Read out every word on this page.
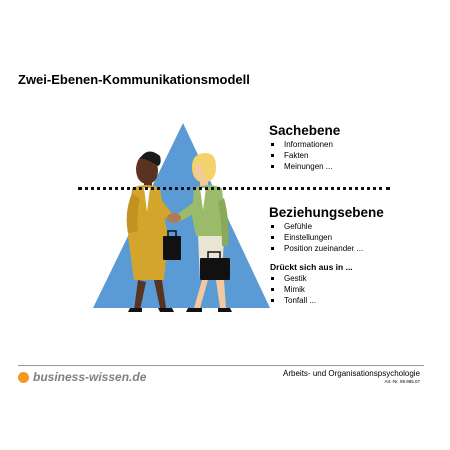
Zwei-Ebenen-Kommunikationsmodell
Sachebene
Informationen
Fakten
Meinungen ...
Beziehungsebene
Gefühle
Einstellungen
Position zueinander ...
Drückt sich aus in ...
Gestik
Mimik
Tonfall ...
business-wissen.de	Arbeits- und Organisationspsychologie
Art.-Nr. 99.985.07
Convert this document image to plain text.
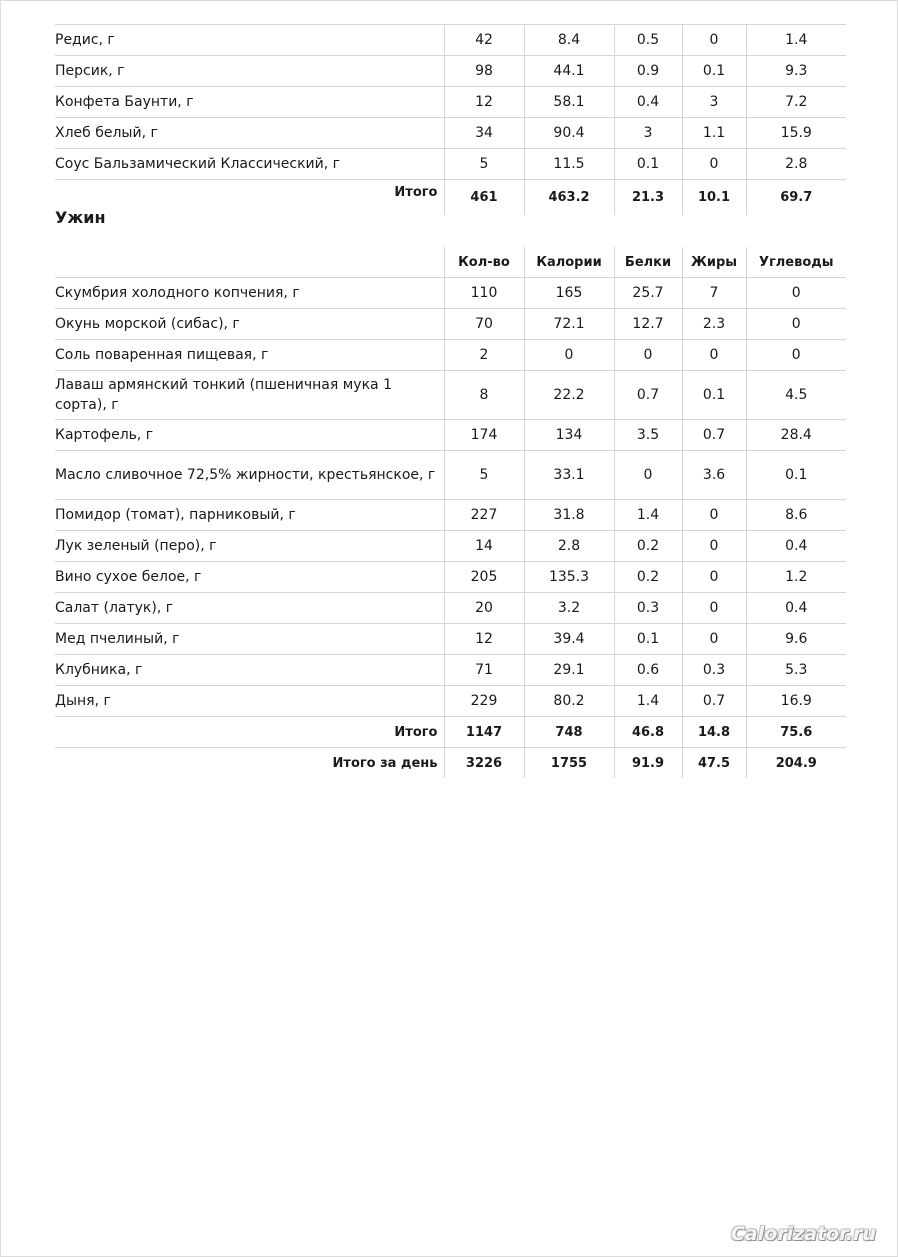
Редис, г	42	8.4	0.5	0	1.4
Персик, г	98	44.1	0.9	0.1	9.3
Конфета Баунти, г	12	58.1	0.4	3	7.2
Хлеб белый, г	34	90.4	3	1.1	15.9
Соус Бальзамический Классический, г	5	11.5	0.1	0	2.8
Итого	461	463.2	21.3	10.1	69.7
Ужин
	Кол-во	Калории	Белки	Жиры	Углеводы
Скумбрия холодного копчения, г	110	165	25.7	7	0
Окунь морской (сибас), г	70	72.1	12.7	2.3	0
Соль поваренная пищевая, г	2	0	0	0	0
Лаваш армянский тонкий (пшеничная мука 1 сорта), г	8	22.2	0.7	0.1	4.5
Картофель, г	174	134	3.5	0.7	28.4
Масло сливочное 72,5% жирности, крестьянское, г	5	33.1	0	3.6	0.1
Помидор (томат), парниковый, г	227	31.8	1.4	0	8.6
Лук зеленый (перо), г	14	2.8	0.2	0	0.4
Вино сухое белое, г	205	135.3	0.2	0	1.2
Салат (латук), г	20	3.2	0.3	0	0.4
Мед пчелиный, г	12	39.4	0.1	0	9.6
Клубника, г	71	29.1	0.6	0.3	5.3
Дыня, г	229	80.2	1.4	0.7	16.9
Итого	1147	748	46.8	14.8	75.6
Итого за день	3226	1755	91.9	47.5	204.9
Calorizator.ru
■ ■ ■ ■ ■ ■ ■
### Exercise details
Track down every line with the word "this" and copy it.

### The reply
Read out every word on this page.
Convert this document image to plain text.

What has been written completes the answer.